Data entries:
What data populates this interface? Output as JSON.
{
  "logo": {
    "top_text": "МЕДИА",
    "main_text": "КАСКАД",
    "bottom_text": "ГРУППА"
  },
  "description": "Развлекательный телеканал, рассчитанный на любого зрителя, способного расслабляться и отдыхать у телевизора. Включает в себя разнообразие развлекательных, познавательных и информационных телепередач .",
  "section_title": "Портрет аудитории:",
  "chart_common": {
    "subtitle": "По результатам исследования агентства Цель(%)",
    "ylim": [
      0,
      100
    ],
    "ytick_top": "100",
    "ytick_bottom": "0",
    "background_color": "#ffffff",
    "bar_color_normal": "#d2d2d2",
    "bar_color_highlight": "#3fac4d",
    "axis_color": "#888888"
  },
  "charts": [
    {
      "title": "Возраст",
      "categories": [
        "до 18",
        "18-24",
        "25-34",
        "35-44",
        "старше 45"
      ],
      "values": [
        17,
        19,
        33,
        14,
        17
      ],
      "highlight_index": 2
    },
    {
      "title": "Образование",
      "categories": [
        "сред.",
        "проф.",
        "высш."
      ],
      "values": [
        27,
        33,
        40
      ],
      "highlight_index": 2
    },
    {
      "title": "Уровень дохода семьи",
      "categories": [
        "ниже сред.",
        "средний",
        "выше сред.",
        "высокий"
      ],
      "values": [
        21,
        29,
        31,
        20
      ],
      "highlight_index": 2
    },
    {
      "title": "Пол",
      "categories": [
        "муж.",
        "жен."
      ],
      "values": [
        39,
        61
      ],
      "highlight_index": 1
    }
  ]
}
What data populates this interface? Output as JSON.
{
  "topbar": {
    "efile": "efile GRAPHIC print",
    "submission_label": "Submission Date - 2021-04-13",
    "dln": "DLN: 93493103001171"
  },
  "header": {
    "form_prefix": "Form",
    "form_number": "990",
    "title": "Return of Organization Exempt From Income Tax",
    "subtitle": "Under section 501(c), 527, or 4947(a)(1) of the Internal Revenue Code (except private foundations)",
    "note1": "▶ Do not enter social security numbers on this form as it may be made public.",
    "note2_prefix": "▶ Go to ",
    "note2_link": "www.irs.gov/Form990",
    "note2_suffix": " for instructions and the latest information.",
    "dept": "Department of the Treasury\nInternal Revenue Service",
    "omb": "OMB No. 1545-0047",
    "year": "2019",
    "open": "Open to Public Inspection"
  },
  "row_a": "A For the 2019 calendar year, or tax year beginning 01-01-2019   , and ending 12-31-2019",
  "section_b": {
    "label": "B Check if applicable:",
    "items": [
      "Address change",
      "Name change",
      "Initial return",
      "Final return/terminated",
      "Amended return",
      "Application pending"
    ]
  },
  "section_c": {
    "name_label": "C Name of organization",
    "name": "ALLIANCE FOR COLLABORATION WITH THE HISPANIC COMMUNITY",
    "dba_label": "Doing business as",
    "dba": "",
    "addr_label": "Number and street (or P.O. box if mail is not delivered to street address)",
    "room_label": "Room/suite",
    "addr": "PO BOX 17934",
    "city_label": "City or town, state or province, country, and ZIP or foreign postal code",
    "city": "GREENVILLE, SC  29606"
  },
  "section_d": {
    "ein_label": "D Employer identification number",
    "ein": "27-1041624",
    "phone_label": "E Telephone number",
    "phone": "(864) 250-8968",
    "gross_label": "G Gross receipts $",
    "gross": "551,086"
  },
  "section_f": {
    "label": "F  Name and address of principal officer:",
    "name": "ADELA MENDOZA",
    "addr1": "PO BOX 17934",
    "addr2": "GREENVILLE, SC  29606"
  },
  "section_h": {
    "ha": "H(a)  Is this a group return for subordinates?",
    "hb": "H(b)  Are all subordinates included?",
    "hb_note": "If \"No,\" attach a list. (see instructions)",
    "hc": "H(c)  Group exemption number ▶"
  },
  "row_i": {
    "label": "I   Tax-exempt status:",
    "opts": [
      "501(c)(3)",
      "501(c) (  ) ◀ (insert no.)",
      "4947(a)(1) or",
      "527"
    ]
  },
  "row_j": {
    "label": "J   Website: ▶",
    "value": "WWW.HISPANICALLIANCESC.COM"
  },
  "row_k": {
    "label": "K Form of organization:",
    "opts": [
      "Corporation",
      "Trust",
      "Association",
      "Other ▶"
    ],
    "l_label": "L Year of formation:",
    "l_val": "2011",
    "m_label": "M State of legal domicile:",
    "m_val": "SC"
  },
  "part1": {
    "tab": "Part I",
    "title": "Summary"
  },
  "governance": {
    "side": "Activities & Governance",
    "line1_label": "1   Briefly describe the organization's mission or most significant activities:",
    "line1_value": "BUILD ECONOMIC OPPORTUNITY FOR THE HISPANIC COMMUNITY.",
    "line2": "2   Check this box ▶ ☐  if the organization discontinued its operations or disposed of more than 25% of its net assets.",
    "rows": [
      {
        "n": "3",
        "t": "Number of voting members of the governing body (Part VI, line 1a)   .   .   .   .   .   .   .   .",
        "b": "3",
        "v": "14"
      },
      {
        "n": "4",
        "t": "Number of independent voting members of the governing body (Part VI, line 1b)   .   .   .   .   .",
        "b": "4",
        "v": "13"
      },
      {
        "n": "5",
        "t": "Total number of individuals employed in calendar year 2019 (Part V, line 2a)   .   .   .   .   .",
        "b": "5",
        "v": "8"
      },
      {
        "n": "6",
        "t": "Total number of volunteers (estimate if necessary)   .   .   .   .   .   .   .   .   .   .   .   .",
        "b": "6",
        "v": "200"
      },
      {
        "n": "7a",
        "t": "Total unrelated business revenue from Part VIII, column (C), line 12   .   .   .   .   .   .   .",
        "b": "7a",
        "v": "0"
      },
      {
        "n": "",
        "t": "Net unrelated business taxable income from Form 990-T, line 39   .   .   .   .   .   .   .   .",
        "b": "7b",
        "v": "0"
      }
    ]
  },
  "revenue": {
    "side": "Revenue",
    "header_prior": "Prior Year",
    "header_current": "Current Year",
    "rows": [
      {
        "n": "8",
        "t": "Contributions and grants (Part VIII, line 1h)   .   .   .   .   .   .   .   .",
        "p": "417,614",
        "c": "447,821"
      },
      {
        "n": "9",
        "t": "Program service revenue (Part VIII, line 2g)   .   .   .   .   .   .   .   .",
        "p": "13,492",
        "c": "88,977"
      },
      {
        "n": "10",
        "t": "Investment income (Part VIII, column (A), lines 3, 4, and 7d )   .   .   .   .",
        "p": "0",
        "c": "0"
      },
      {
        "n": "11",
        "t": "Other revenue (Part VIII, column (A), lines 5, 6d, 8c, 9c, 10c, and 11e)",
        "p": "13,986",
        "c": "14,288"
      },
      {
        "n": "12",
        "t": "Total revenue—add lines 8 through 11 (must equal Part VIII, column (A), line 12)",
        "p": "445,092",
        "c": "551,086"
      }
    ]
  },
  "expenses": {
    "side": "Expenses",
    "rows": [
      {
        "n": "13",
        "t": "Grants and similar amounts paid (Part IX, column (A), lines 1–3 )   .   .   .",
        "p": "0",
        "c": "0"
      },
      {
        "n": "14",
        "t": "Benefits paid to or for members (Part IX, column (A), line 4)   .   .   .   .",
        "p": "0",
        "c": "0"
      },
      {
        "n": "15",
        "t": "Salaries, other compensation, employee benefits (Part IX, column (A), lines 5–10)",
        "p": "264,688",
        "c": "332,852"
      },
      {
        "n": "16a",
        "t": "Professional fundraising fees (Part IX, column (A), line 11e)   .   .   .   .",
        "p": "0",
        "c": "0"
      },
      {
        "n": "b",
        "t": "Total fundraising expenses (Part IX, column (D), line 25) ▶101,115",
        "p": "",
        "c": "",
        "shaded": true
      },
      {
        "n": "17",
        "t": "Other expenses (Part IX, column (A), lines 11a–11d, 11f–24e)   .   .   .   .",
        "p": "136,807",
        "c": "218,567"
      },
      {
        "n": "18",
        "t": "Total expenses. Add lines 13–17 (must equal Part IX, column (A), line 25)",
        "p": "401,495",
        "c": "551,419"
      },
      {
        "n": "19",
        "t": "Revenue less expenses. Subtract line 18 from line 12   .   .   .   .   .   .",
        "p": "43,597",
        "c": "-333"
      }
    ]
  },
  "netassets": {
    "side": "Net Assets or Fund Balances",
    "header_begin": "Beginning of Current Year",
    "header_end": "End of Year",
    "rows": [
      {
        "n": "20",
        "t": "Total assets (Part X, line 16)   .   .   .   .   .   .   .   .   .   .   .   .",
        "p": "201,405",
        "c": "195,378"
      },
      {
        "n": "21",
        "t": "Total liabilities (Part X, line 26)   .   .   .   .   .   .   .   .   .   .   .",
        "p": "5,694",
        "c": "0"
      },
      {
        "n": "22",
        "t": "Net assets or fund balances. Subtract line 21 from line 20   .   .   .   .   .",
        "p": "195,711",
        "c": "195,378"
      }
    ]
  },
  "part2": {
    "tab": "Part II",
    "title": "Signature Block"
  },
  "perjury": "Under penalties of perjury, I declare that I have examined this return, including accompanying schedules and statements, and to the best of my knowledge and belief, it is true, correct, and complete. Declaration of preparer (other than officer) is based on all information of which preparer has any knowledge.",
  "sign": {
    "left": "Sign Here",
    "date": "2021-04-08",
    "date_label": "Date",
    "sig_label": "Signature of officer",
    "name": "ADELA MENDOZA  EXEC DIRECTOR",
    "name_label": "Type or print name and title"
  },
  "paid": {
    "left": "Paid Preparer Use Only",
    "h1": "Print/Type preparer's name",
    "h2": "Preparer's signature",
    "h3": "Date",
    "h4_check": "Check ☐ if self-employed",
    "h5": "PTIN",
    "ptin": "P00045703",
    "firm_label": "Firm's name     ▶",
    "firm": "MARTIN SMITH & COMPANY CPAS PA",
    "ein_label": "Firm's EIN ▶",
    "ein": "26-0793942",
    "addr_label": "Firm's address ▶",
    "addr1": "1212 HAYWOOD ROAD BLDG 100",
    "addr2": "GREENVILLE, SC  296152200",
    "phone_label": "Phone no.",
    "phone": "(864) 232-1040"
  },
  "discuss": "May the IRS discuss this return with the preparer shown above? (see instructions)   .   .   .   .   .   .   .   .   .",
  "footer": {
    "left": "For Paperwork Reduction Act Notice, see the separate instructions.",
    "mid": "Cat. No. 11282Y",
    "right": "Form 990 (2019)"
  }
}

What to work on – Identify the lines of the entries containing the string "subordinates". Copy each such line.

Exercise output –
    "ha": "H(a)  Is this a group return for subordinates?",
    "hb": "H(b)  Are all subordinates included?",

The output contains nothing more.